====== Available records

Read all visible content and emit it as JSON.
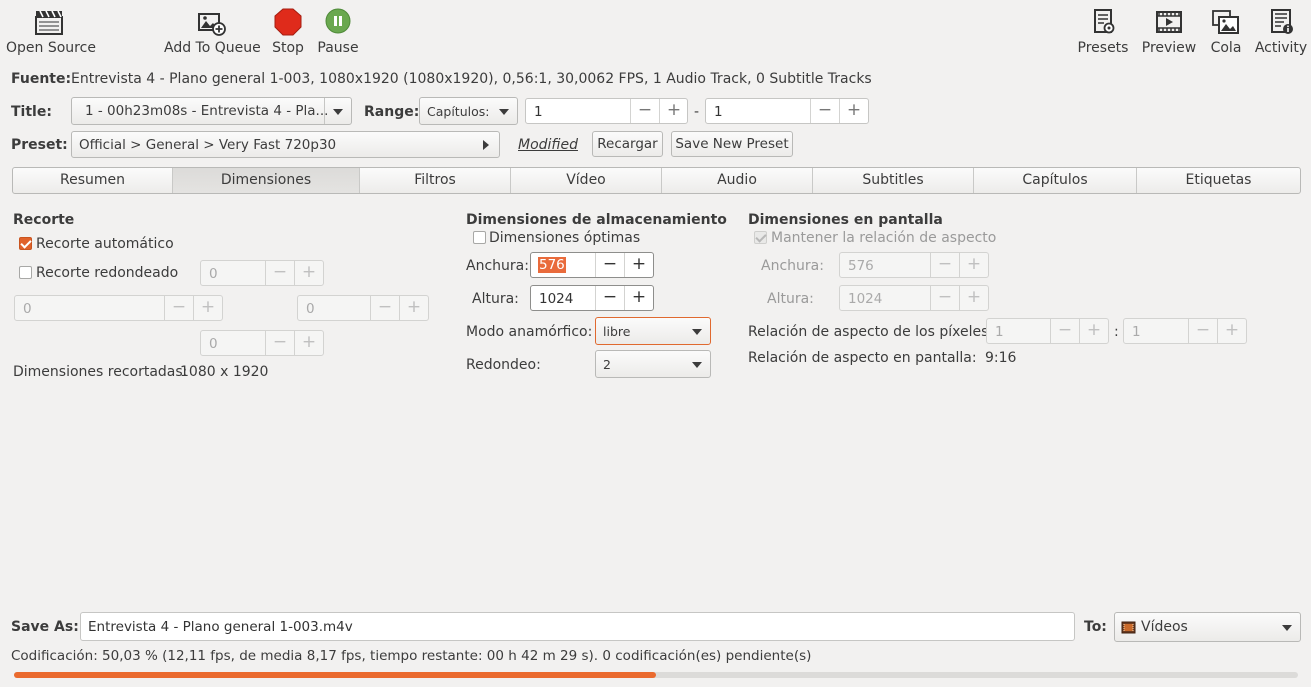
{
  "toolbar": {
    "open_source": "Open Source",
    "add_to_queue": "Add To Queue",
    "stop": "Stop",
    "pause": "Pause",
    "presets": "Presets",
    "preview": "Preview",
    "cola": "Cola",
    "activity": "Activity"
  },
  "source": {
    "label": "Fuente:",
    "value": "Entrevista 4 - Plano general 1-003, 1080x1920 (1080x1920), 0,56:1, 30,0062 FPS, 1 Audio Track, 0 Subtitle Tracks"
  },
  "title_row": {
    "title_label": "Title:",
    "title_value": "1 - 00h23m08s - Entrevista 4 - Pla...",
    "range_label": "Range:",
    "range_mode": "Capítulos:",
    "range_start": "1",
    "range_sep": "-",
    "range_end": "1"
  },
  "preset_row": {
    "label": "Preset:",
    "value": "Official > General > Very Fast 720p30",
    "modified": "Modified",
    "reload": "Recargar",
    "save_new": "Save New Preset"
  },
  "tabs": [
    "Resumen",
    "Dimensiones",
    "Filtros",
    "Vídeo",
    "Audio",
    "Subtitles",
    "Capítulos",
    "Etiquetas"
  ],
  "active_tab": "Dimensiones",
  "crop": {
    "heading": "Recorte",
    "auto_label": "Recorte automático",
    "auto_checked": true,
    "round_label": "Recorte redondeado",
    "round_checked": false,
    "top": "0",
    "left": "0",
    "right": "0",
    "bottom": "0",
    "cropped_label": "Dimensiones recortadas:",
    "cropped_value": "1080 x 1920"
  },
  "storage": {
    "heading": "Dimensiones de almacenamiento",
    "optimal_label": "Dimensiones óptimas",
    "optimal_checked": false,
    "width_label": "Anchura:",
    "width_value": "576",
    "height_label": "Altura:",
    "height_value": "1024",
    "anamorphic_label": "Modo anamórfico:",
    "anamorphic_value": "libre",
    "rounding_label": "Redondeo:",
    "rounding_value": "2"
  },
  "display": {
    "heading": "Dimensiones en pantalla",
    "keep_aspect_label": "Mantener la relación de aspecto",
    "keep_aspect_checked": true,
    "width_label": "Anchura:",
    "width_value": "576",
    "height_label": "Altura:",
    "height_value": "1024",
    "par_label": "Relación de aspecto de los píxeles:",
    "par_num": "1",
    "par_sep": ":",
    "par_den": "1",
    "dar_label": "Relación de aspecto en pantalla:",
    "dar_value": "9:16"
  },
  "save": {
    "label": "Save As:",
    "filename": "Entrevista 4 - Plano general 1-003.m4v",
    "to_label": "To:",
    "destination": "Vídeos"
  },
  "status": {
    "text": "Codificación: 50,03 % (12,11 fps, de media 8,17 fps, tiempo restante: 00 h 42 m 29 s). 0 codificación(es) pendiente(s)",
    "progress": 0.5003
  },
  "colors": {
    "accent": "#e95420",
    "stop": "#df2b1b",
    "pause": "#6aa84f",
    "progress": "#ea6a2e"
  }
}
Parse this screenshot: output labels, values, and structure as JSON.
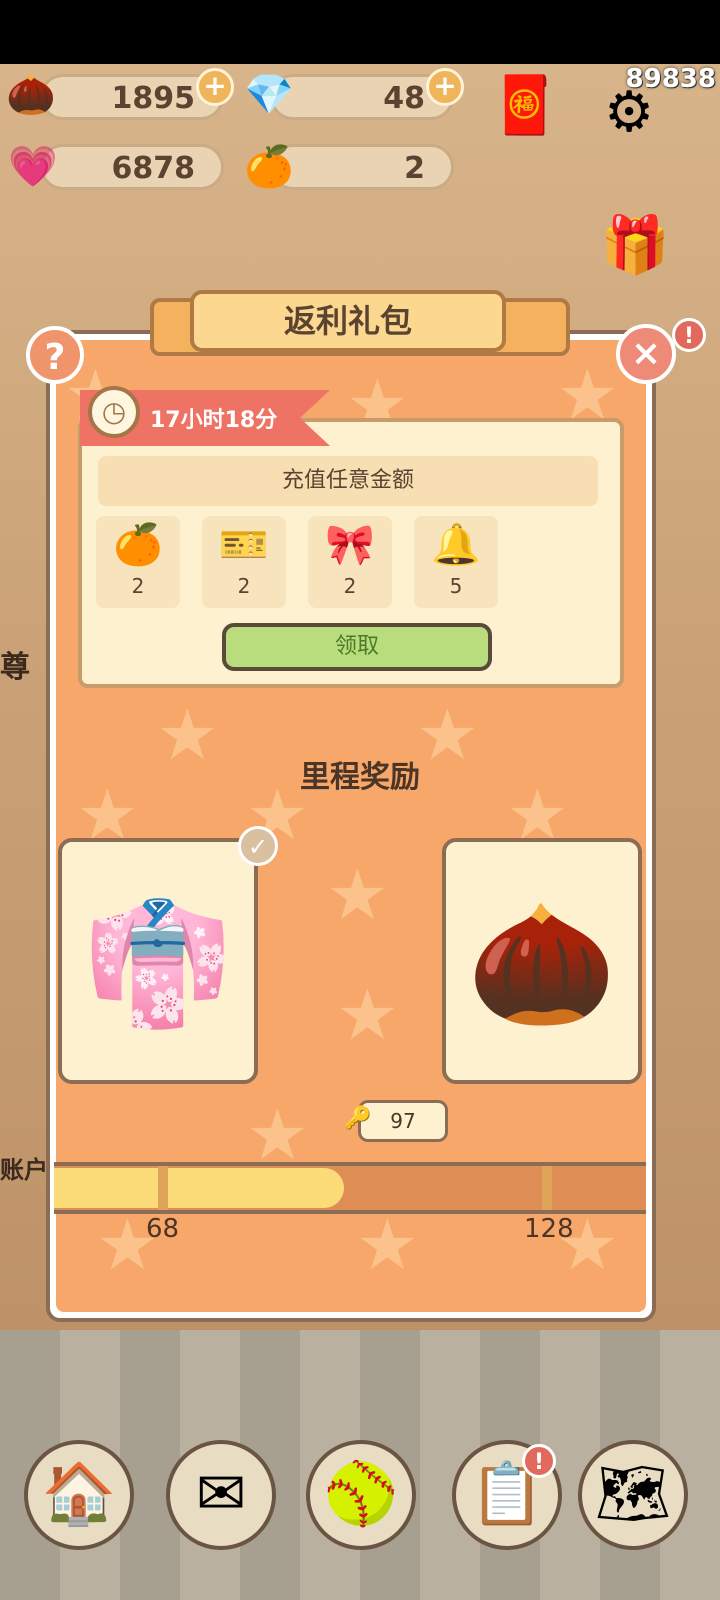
{
  "score": "89838",
  "resources": {
    "acorn": "1895",
    "gem": "48",
    "heart": "6878",
    "orange": "2"
  },
  "side": {
    "left_text_1": "尊",
    "left_text_2": "账户"
  },
  "popup": {
    "title": "返利礼包",
    "timer": "17小时18分",
    "condition": "充值任意金额",
    "items": [
      {
        "icon": "orange",
        "count": "2"
      },
      {
        "icon": "ticket",
        "count": "2"
      },
      {
        "icon": "gift-bundle",
        "count": "2"
      },
      {
        "icon": "bell",
        "count": "5"
      }
    ],
    "claim_label": "领取",
    "milestone_title": "里程奖励",
    "current_progress": "97",
    "milestones": [
      "68",
      "128"
    ],
    "progress_fraction": 0.49
  }
}
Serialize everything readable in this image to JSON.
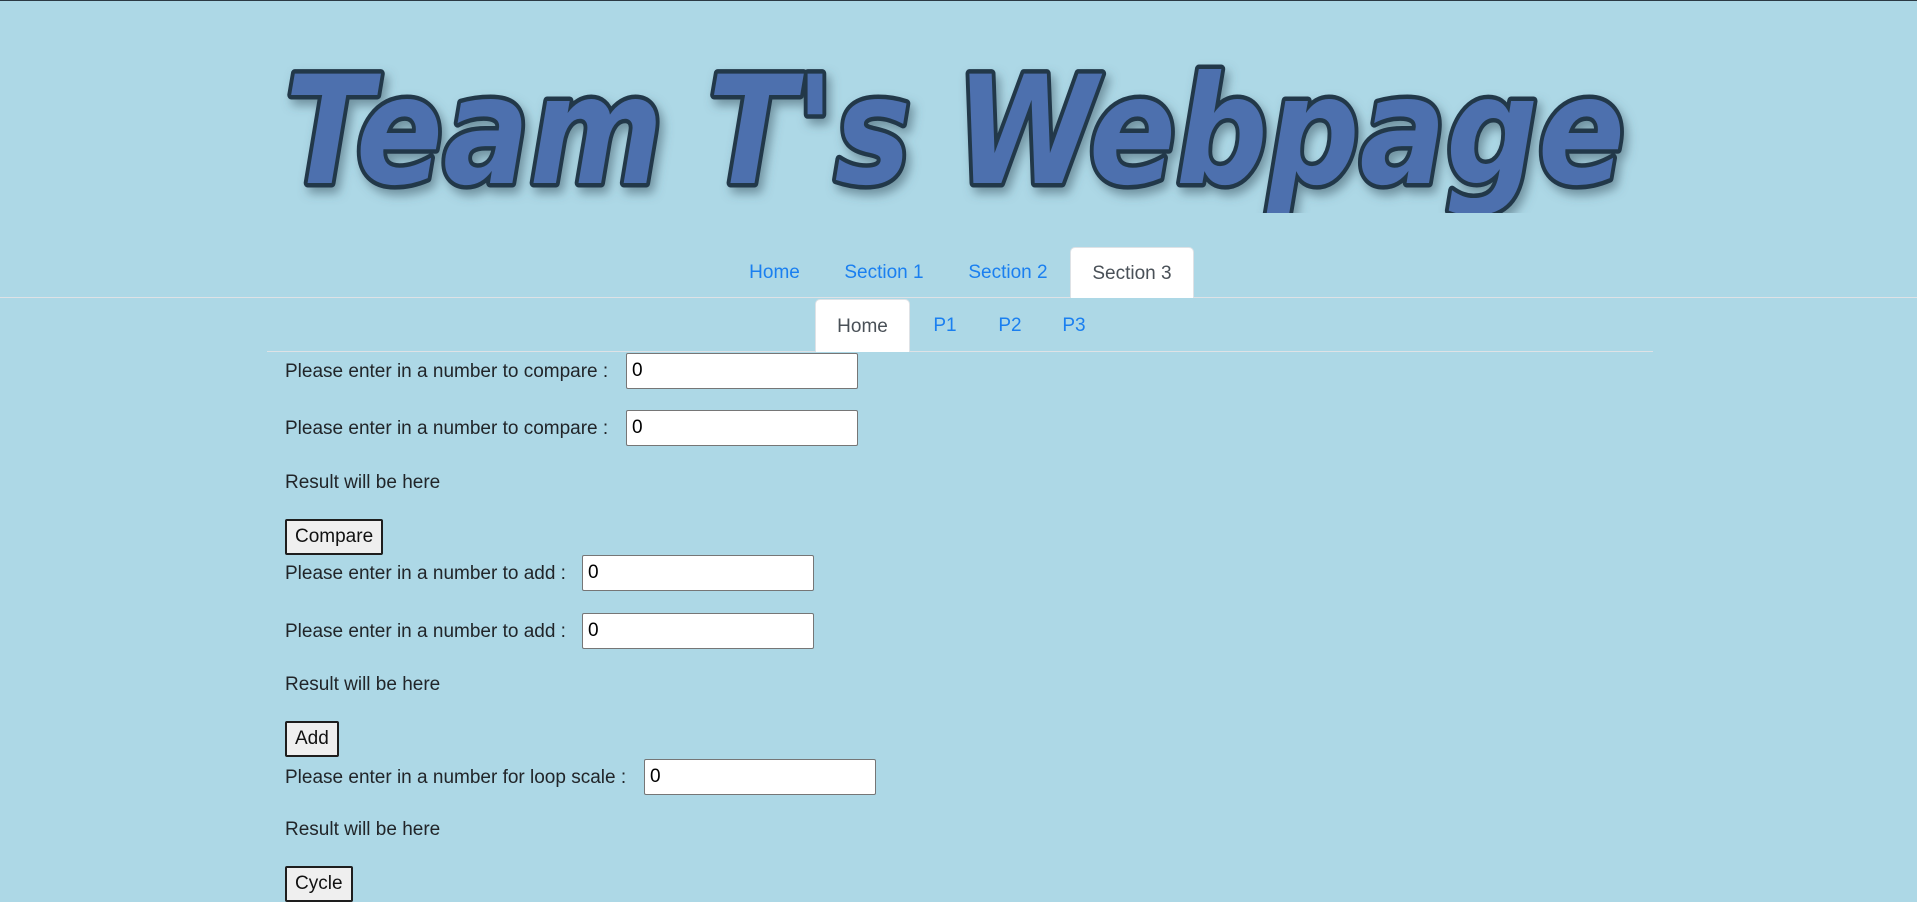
{
  "header": {
    "banner_text": "Team T's Webpage"
  },
  "nav": {
    "tabs": [
      {
        "label": "Home"
      },
      {
        "label": "Section 1"
      },
      {
        "label": "Section 2"
      },
      {
        "label": "Section 3",
        "active": true
      }
    ]
  },
  "subnav": {
    "tabs": [
      {
        "label": "Home",
        "active": true
      },
      {
        "label": "P1"
      },
      {
        "label": "P2"
      },
      {
        "label": "P3"
      }
    ]
  },
  "compare": {
    "prompt1": "Please enter in a number to compare :",
    "value1": "0",
    "prompt2": "Please enter in a number to compare :",
    "value2": "0",
    "result": "Result will be here",
    "button": "Compare"
  },
  "add": {
    "prompt1": "Please enter in a number to add :",
    "value1": "0",
    "prompt2": "Please enter in a number to add :",
    "value2": "0",
    "result": "Result will be here",
    "button": "Add"
  },
  "cycle": {
    "prompt": "Please enter in a number for loop scale :",
    "value": "0",
    "result": "Result will be here",
    "button": "Cycle"
  },
  "colors": {
    "background": "#add8e6",
    "link": "#1a7ff0",
    "banner_fill": "#4d6fae",
    "banner_outline": "#22394a"
  }
}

============

Written instruction:
Report only the number of lines in the data above that contain "aspecto".

In response:
3